Dataset rows:
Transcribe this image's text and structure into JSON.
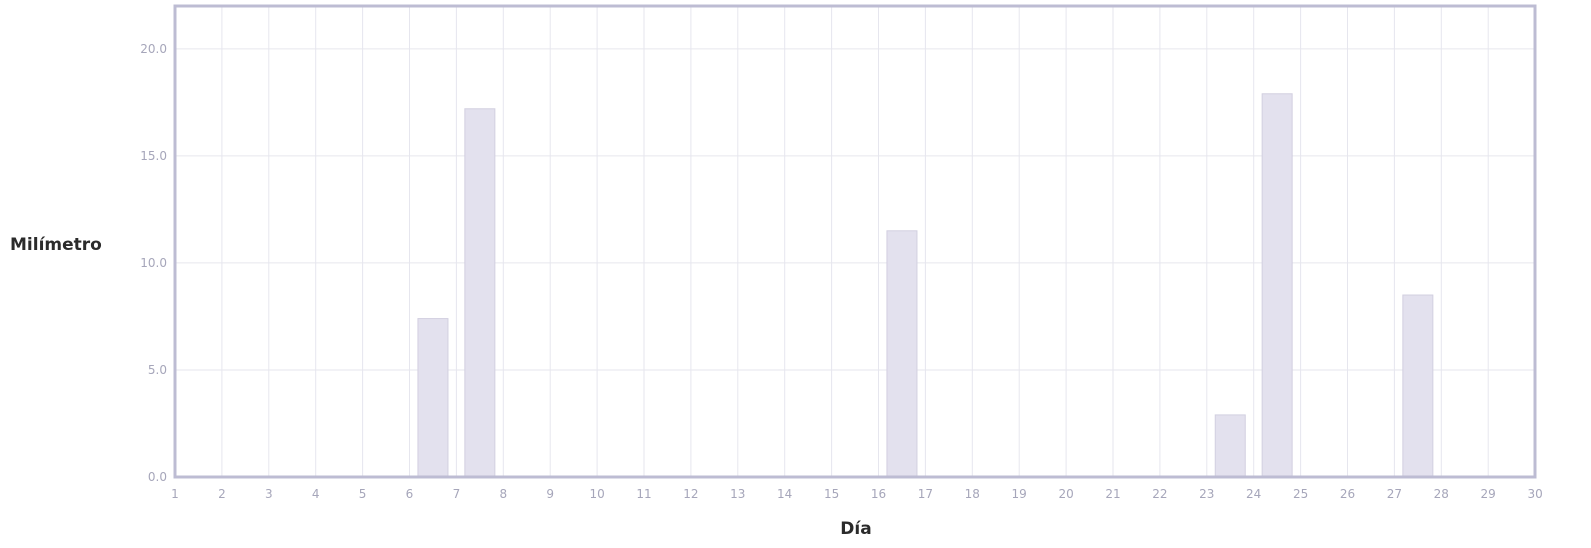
{
  "chart_data": {
    "type": "bar",
    "xlabel": "Día",
    "ylabel": "Milímetro",
    "x_ticks": [
      "1",
      "2",
      "3",
      "4",
      "5",
      "6",
      "7",
      "8",
      "9",
      "10",
      "11",
      "12",
      "13",
      "14",
      "15",
      "16",
      "17",
      "18",
      "19",
      "20",
      "21",
      "22",
      "23",
      "24",
      "25",
      "26",
      "27",
      "28",
      "29",
      "30"
    ],
    "y_ticks": [
      "0.0",
      "5.0",
      "10.0",
      "15.0",
      "20.0"
    ],
    "ylim": [
      0,
      22
    ],
    "xlim": [
      1,
      30
    ],
    "grid": true,
    "bars": [
      {
        "day": 6,
        "value": 7.4
      },
      {
        "day": 7,
        "value": 17.2
      },
      {
        "day": 16,
        "value": 11.5
      },
      {
        "day": 23,
        "value": 2.9
      },
      {
        "day": 24,
        "value": 17.9
      },
      {
        "day": 27,
        "value": 8.5
      }
    ],
    "colors": {
      "bar": "#e3e1ee",
      "bar_edge": "#d2cfe0",
      "grid": "#e6e6ee",
      "frame": "#bdbcd3"
    }
  }
}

WHAT IS ASKED » Look through the listing above and count the lines where the string "value" appears. Report the number only.

FINISHED EXERCISE » 6